Problem
Reproduce every line in the listing that contains the word "color".

======

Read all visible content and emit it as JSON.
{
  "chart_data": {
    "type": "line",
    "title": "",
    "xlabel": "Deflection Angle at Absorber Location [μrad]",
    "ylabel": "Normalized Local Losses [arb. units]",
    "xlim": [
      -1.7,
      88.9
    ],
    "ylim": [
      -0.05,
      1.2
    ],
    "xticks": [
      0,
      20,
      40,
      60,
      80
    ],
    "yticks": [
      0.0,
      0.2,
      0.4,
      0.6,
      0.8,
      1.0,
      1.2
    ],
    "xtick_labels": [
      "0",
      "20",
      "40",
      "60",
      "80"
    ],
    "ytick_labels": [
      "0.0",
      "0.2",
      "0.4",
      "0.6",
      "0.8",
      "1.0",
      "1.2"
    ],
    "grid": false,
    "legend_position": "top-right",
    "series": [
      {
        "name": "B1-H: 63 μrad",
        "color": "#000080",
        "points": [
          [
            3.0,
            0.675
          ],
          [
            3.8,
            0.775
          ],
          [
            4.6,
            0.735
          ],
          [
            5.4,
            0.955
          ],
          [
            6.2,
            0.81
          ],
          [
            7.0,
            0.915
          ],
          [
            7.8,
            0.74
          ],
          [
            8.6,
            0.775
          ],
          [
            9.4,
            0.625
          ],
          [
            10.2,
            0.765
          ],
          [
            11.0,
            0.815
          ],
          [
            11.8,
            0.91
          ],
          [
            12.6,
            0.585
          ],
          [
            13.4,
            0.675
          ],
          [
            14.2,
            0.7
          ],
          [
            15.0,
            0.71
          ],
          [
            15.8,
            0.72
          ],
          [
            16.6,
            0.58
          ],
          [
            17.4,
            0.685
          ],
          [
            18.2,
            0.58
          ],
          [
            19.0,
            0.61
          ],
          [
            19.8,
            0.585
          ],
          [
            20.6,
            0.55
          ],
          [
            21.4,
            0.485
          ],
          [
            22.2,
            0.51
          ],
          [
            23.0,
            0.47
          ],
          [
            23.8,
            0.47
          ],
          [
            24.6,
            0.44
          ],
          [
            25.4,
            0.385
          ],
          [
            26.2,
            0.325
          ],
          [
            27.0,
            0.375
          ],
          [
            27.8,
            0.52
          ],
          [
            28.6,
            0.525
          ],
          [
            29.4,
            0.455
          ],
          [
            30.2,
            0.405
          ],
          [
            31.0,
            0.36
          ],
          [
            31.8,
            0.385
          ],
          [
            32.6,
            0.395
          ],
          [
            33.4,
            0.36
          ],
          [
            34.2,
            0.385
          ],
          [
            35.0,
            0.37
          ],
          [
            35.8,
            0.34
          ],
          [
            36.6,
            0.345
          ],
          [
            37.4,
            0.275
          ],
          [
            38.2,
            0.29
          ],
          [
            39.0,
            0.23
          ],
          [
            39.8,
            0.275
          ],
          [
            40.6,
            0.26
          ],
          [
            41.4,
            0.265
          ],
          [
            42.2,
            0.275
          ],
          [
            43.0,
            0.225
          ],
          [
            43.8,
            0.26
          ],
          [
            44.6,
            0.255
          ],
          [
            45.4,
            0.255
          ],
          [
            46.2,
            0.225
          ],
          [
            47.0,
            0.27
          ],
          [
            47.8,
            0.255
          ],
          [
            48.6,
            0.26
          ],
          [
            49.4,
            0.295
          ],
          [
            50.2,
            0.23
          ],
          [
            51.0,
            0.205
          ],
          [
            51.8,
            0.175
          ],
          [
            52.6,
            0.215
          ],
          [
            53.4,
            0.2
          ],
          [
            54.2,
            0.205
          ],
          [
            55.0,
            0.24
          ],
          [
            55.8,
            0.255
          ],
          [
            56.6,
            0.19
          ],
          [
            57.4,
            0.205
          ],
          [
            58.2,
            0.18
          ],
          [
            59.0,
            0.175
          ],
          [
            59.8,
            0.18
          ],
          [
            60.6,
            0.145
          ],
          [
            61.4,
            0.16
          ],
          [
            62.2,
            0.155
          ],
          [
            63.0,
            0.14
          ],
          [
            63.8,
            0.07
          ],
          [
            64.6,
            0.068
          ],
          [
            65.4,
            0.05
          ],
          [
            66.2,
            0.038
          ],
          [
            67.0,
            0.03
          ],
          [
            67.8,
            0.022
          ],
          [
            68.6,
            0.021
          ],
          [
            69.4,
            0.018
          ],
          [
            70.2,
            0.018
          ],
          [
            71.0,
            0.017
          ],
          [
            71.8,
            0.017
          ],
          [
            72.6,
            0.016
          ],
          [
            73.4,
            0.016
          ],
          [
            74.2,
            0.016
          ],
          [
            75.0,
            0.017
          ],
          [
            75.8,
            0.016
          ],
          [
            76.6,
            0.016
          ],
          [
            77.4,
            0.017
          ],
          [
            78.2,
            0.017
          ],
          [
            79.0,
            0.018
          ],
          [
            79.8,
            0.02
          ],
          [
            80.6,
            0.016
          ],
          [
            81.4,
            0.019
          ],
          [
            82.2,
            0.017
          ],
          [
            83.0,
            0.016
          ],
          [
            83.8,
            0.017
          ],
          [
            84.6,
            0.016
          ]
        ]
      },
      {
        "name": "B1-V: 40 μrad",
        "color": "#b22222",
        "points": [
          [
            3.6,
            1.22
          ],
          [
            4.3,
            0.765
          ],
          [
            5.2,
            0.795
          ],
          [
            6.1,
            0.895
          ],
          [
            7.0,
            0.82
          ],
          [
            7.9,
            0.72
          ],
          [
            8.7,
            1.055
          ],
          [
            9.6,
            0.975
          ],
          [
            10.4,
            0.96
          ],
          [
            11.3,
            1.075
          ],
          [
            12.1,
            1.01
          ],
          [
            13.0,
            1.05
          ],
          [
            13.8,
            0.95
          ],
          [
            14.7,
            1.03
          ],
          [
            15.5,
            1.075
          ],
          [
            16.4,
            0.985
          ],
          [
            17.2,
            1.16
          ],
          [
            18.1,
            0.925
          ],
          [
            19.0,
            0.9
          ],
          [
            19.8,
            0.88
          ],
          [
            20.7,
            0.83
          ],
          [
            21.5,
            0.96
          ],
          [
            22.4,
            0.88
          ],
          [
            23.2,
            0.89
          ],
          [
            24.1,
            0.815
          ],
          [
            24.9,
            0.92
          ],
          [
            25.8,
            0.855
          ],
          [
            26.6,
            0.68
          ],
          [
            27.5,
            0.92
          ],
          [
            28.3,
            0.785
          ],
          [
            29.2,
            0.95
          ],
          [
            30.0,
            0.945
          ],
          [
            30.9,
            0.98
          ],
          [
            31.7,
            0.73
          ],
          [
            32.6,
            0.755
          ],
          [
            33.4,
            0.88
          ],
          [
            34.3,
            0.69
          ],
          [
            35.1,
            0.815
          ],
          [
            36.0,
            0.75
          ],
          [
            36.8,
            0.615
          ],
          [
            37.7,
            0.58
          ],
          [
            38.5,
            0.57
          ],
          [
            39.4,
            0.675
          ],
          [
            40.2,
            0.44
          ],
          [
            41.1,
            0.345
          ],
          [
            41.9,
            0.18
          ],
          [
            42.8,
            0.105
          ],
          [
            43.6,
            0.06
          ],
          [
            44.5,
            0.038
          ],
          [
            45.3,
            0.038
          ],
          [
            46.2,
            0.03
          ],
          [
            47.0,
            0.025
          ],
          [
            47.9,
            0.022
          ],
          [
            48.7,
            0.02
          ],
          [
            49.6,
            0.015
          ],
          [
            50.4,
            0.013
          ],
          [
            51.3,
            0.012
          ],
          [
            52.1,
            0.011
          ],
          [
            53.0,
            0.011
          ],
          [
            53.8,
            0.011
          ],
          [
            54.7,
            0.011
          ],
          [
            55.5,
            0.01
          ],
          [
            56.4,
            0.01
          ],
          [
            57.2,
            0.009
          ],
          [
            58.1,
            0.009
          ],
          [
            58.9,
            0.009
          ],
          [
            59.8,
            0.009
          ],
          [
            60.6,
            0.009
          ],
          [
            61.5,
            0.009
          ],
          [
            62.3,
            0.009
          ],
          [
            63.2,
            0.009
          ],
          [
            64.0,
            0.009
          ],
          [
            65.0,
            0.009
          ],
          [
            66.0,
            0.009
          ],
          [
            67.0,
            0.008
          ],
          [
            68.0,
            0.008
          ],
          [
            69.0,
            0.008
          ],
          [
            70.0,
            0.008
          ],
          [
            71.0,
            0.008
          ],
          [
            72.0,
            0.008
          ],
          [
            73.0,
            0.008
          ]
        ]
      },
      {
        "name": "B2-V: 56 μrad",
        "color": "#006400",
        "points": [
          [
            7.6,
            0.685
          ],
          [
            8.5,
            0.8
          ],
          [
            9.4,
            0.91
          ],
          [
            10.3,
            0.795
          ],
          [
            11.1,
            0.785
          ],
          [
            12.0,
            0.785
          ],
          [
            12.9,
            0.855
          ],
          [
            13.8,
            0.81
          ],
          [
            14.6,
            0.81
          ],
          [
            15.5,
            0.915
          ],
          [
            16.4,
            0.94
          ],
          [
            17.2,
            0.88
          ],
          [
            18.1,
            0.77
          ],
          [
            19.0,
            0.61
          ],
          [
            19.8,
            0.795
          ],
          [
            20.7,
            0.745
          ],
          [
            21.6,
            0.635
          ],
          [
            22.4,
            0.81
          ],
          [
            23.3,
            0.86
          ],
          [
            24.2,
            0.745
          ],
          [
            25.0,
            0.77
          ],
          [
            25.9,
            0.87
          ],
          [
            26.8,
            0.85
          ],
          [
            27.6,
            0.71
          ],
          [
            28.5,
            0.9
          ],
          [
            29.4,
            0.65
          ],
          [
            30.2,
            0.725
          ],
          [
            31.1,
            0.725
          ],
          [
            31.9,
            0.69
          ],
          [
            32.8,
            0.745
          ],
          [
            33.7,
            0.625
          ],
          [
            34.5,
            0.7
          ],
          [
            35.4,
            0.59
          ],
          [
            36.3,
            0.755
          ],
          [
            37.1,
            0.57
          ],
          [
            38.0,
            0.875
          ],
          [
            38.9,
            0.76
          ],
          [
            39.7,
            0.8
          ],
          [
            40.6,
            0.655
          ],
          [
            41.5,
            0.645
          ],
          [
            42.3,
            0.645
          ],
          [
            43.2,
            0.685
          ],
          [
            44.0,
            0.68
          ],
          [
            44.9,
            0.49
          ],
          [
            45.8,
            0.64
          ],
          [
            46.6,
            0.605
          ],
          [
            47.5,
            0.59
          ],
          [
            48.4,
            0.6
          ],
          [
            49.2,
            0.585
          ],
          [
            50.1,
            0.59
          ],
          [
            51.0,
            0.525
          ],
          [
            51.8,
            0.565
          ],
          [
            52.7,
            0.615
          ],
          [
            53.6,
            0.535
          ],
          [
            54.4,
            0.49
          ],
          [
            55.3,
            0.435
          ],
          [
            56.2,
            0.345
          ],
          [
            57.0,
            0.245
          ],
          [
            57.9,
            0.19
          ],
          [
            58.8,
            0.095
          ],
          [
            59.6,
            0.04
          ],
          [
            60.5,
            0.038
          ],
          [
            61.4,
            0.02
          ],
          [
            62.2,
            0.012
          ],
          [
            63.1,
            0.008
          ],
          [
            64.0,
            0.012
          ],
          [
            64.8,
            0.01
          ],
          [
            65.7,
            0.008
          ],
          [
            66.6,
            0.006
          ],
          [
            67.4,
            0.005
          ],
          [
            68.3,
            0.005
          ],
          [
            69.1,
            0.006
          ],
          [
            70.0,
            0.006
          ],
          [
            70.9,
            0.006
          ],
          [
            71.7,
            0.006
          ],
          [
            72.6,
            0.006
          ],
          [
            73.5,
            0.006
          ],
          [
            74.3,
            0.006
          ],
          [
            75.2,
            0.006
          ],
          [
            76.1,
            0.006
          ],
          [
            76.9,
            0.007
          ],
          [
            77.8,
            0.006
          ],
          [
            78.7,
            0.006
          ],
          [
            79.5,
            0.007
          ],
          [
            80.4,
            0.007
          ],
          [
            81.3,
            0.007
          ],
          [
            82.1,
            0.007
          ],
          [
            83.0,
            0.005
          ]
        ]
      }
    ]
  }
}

======

Written answer
        "color": "#000080",
        "color": "#b22222",
        "color": "#006400",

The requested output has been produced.